The task:
From the listing below, extract every line in which the word "name" appears.

Given entries:
----

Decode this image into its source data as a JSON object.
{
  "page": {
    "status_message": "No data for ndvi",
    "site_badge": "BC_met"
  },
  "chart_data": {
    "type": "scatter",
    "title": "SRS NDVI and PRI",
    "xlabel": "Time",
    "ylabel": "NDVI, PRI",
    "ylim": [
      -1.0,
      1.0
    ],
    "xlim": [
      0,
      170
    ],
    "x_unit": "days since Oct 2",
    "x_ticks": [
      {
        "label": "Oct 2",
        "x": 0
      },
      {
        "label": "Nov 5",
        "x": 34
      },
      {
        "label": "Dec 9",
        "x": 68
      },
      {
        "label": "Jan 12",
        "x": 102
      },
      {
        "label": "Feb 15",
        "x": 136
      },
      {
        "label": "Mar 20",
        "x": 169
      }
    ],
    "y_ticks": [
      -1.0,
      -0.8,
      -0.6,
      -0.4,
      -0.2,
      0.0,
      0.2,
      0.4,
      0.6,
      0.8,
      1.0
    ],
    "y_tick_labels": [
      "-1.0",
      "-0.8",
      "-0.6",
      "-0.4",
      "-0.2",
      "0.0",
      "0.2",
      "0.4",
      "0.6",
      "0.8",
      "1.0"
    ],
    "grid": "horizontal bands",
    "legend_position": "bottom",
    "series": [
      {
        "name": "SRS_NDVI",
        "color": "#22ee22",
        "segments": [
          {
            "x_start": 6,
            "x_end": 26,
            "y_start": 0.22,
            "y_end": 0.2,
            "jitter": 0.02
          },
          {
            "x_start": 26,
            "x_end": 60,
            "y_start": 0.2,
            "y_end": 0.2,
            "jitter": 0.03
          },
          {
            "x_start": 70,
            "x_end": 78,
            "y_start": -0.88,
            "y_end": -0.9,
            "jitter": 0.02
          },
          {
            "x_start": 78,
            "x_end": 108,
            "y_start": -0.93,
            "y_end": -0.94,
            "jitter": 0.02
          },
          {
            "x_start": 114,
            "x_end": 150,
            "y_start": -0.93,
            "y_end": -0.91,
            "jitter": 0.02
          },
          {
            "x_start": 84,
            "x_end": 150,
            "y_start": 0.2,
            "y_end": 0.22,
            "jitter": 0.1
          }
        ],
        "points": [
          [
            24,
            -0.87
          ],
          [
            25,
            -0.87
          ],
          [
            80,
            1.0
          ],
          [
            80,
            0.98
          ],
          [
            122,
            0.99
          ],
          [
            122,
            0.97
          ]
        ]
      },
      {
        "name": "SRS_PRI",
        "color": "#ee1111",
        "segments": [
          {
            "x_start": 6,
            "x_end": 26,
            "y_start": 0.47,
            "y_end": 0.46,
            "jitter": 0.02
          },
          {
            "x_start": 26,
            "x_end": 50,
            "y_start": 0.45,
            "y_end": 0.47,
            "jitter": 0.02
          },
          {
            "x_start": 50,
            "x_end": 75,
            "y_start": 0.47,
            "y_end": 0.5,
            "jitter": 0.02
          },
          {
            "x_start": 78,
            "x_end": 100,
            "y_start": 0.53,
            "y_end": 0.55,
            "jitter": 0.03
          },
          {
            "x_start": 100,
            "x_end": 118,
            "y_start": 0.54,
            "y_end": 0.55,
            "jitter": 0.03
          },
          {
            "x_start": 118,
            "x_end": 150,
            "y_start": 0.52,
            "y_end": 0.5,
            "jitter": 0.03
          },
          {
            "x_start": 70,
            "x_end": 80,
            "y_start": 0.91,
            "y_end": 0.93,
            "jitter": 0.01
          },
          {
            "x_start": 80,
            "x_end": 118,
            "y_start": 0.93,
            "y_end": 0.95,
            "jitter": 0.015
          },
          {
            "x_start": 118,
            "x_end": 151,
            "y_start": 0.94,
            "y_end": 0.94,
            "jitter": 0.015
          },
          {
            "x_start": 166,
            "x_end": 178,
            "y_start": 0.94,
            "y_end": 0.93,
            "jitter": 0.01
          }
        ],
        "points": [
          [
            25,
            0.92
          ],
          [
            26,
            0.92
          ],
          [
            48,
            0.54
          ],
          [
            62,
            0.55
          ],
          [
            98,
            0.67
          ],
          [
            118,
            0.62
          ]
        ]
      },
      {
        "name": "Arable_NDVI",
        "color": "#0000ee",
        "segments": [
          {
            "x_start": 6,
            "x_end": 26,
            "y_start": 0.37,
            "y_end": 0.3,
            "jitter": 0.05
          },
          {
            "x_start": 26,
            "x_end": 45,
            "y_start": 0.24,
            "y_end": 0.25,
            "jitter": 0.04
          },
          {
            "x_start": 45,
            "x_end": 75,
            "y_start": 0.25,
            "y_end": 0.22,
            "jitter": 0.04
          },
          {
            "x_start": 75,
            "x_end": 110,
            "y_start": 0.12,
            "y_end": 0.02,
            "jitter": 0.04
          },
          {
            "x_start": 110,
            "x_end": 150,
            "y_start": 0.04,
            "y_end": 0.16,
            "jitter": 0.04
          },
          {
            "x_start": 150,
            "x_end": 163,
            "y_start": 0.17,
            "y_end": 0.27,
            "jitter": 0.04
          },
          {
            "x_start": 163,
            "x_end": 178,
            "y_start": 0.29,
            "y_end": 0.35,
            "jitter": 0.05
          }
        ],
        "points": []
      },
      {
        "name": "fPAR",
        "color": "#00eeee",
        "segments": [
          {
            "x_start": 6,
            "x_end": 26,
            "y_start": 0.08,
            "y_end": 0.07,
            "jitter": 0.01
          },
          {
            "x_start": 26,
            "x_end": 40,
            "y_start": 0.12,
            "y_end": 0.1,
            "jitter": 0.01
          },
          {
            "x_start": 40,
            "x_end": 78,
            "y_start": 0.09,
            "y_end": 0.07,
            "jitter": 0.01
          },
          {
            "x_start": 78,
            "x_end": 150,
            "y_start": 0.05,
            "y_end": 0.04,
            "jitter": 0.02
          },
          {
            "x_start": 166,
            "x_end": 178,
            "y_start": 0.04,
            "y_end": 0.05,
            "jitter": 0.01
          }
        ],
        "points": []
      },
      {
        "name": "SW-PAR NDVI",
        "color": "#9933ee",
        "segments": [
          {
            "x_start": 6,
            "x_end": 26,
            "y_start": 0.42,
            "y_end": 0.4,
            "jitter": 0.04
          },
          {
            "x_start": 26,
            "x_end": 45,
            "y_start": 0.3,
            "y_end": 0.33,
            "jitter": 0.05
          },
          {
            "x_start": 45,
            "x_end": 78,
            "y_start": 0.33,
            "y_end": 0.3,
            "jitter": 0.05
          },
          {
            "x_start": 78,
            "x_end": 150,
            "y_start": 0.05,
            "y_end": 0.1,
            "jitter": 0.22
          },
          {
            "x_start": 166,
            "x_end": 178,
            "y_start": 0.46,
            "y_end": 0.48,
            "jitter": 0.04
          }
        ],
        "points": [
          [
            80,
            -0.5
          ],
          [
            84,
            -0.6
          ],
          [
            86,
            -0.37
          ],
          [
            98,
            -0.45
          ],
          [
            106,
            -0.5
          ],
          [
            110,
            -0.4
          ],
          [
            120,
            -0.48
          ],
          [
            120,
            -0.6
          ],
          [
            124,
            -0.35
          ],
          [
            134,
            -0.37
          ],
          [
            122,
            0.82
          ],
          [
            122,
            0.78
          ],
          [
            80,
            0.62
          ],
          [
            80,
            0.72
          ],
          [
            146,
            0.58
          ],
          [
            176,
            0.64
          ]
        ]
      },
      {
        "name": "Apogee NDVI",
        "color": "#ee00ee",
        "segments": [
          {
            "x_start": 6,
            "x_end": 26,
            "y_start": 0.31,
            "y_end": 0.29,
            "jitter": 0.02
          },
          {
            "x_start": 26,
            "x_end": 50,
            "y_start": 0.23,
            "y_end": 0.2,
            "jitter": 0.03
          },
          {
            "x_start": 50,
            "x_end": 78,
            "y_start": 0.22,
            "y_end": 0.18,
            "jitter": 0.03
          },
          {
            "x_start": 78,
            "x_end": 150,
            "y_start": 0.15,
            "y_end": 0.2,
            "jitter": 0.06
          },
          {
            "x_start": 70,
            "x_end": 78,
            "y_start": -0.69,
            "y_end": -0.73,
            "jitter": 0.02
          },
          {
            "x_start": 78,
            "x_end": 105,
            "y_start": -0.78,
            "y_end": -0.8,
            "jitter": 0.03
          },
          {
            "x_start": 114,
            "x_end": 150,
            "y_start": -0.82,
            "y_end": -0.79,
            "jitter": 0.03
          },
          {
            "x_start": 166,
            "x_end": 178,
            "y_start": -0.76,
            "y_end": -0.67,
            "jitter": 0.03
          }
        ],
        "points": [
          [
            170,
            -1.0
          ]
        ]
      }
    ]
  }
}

----

Reply to the task:
        "name": "SRS_NDVI",
        "name": "SRS_PRI",
        "name": "Arable_NDVI",
        "name": "fPAR",
        "name": "SW-PAR NDVI",
        "name": "Apogee NDVI",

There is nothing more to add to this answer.